* **What is asked**: Carry none of the pictures over; write out the complete data exactly.
+ + +
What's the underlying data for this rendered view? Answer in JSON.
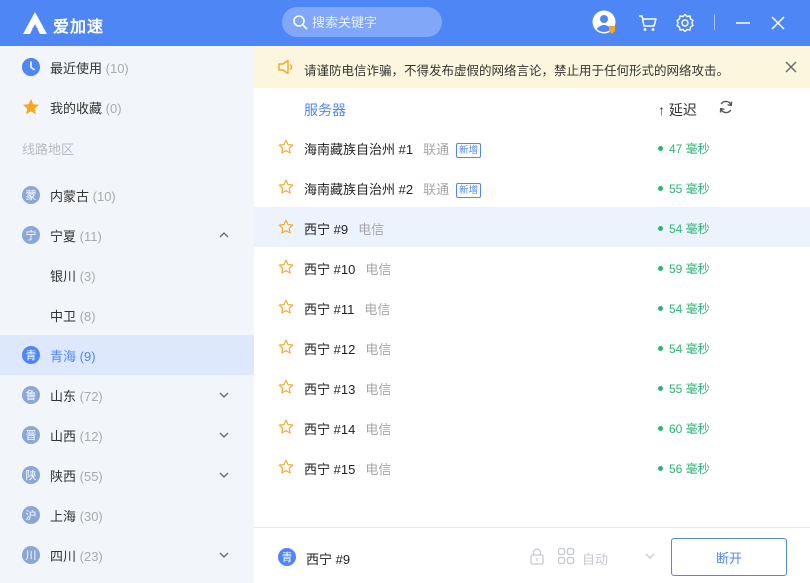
{
  "app": {
    "name": "爱加速"
  },
  "search": {
    "placeholder": "搜索关键字"
  },
  "sidebar": {
    "recent": {
      "label": "最近使用",
      "count": "(10)"
    },
    "favorites": {
      "label": "我的收藏",
      "count": "(0)"
    },
    "section_title": "线路地区",
    "regions": [
      {
        "badge": "蒙",
        "label": "内蒙古",
        "count": "(10)"
      },
      {
        "badge": "宁",
        "label": "宁夏",
        "count": "(11)"
      },
      {
        "label": "银川",
        "count": "(3)"
      },
      {
        "label": "中卫",
        "count": "(8)"
      },
      {
        "badge": "青",
        "label": "青海",
        "count": "(9)"
      },
      {
        "badge": "鲁",
        "label": "山东",
        "count": "(72)"
      },
      {
        "badge": "晋",
        "label": "山西",
        "count": "(12)"
      },
      {
        "badge": "陕",
        "label": "陕西",
        "count": "(55)"
      },
      {
        "badge": "沪",
        "label": "上海",
        "count": "(30)"
      },
      {
        "badge": "川",
        "label": "四川",
        "count": "(23)"
      }
    ]
  },
  "notice": {
    "text": "请谨防电信诈骗，不得发布虚假的网络言论，禁止用于任何形式的网络攻击。"
  },
  "table": {
    "col_server": "服务器",
    "col_latency": "↑ 延迟",
    "rows": [
      {
        "name": "海南藏族自治州 #1",
        "isp": "联通",
        "tag": "新增",
        "latency": "47 毫秒"
      },
      {
        "name": "海南藏族自治州 #2",
        "isp": "联通",
        "tag": "新增",
        "latency": "55 毫秒"
      },
      {
        "name": "西宁 #9",
        "isp": "电信",
        "latency": "54 毫秒"
      },
      {
        "name": "西宁 #10",
        "isp": "电信",
        "latency": "59 毫秒"
      },
      {
        "name": "西宁 #11",
        "isp": "电信",
        "latency": "54 毫秒"
      },
      {
        "name": "西宁 #12",
        "isp": "电信",
        "latency": "54 毫秒"
      },
      {
        "name": "西宁 #13",
        "isp": "电信",
        "latency": "55 毫秒"
      },
      {
        "name": "西宁 #14",
        "isp": "电信",
        "latency": "60 毫秒"
      },
      {
        "name": "西宁 #15",
        "isp": "电信",
        "latency": "56 毫秒"
      }
    ]
  },
  "footer": {
    "badge": "青",
    "server": "西宁 #9",
    "mode": "自动",
    "disconnect_label": "断开"
  },
  "colors": {
    "brand": "#4f86f5",
    "latency_good": "#2bb673",
    "notice_bg": "#fdf6de"
  }
}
+ + +
* **Answer**:
What's the underlying data for this rendered view? Answer in JSON.
{
  "app": {
    "name": "爱加速"
  },
  "search": {
    "placeholder": "搜索关键字"
  },
  "sidebar": {
    "recent": {
      "label": "最近使用",
      "count": "(10)"
    },
    "favorites": {
      "label": "我的收藏",
      "count": "(0)"
    },
    "section_title": "线路地区",
    "regions": [
      {
        "badge": "蒙",
        "label": "内蒙古",
        "count": "(10)"
      },
      {
        "badge": "宁",
        "label": "宁夏",
        "count": "(11)"
      },
      {
        "label": "银川",
        "count": "(3)"
      },
      {
        "label": "中卫",
        "count": "(8)"
      },
      {
        "badge": "青",
        "label": "青海",
        "count": "(9)"
      },
      {
        "badge": "鲁",
        "label": "山东",
        "count": "(72)"
      },
      {
        "badge": "晋",
        "label": "山西",
        "count": "(12)"
      },
      {
        "badge": "陕",
        "label": "陕西",
        "count": "(55)"
      },
      {
        "badge": "沪",
        "label": "上海",
        "count": "(30)"
      },
      {
        "badge": "川",
        "label": "四川",
        "count": "(23)"
      }
    ]
  },
  "notice": {
    "text": "请谨防电信诈骗，不得发布虚假的网络言论，禁止用于任何形式的网络攻击。"
  },
  "table": {
    "col_server": "服务器",
    "col_latency": "↑ 延迟",
    "rows": [
      {
        "name": "海南藏族自治州 #1",
        "isp": "联通",
        "tag": "新增",
        "latency": "47 毫秒"
      },
      {
        "name": "海南藏族自治州 #2",
        "isp": "联通",
        "tag": "新增",
        "latency": "55 毫秒"
      },
      {
        "name": "西宁 #9",
        "isp": "电信",
        "latency": "54 毫秒"
      },
      {
        "name": "西宁 #10",
        "isp": "电信",
        "latency": "59 毫秒"
      },
      {
        "name": "西宁 #11",
        "isp": "电信",
        "latency": "54 毫秒"
      },
      {
        "name": "西宁 #12",
        "isp": "电信",
        "latency": "54 毫秒"
      },
      {
        "name": "西宁 #13",
        "isp": "电信",
        "latency": "55 毫秒"
      },
      {
        "name": "西宁 #14",
        "isp": "电信",
        "latency": "60 毫秒"
      },
      {
        "name": "西宁 #15",
        "isp": "电信",
        "latency": "56 毫秒"
      }
    ]
  },
  "footer": {
    "badge": "青",
    "server": "西宁 #9",
    "mode": "自动",
    "disconnect_label": "断开"
  },
  "colors": {
    "brand": "#4f86f5",
    "latency_good": "#2bb673",
    "notice_bg": "#fdf6de"
  }
}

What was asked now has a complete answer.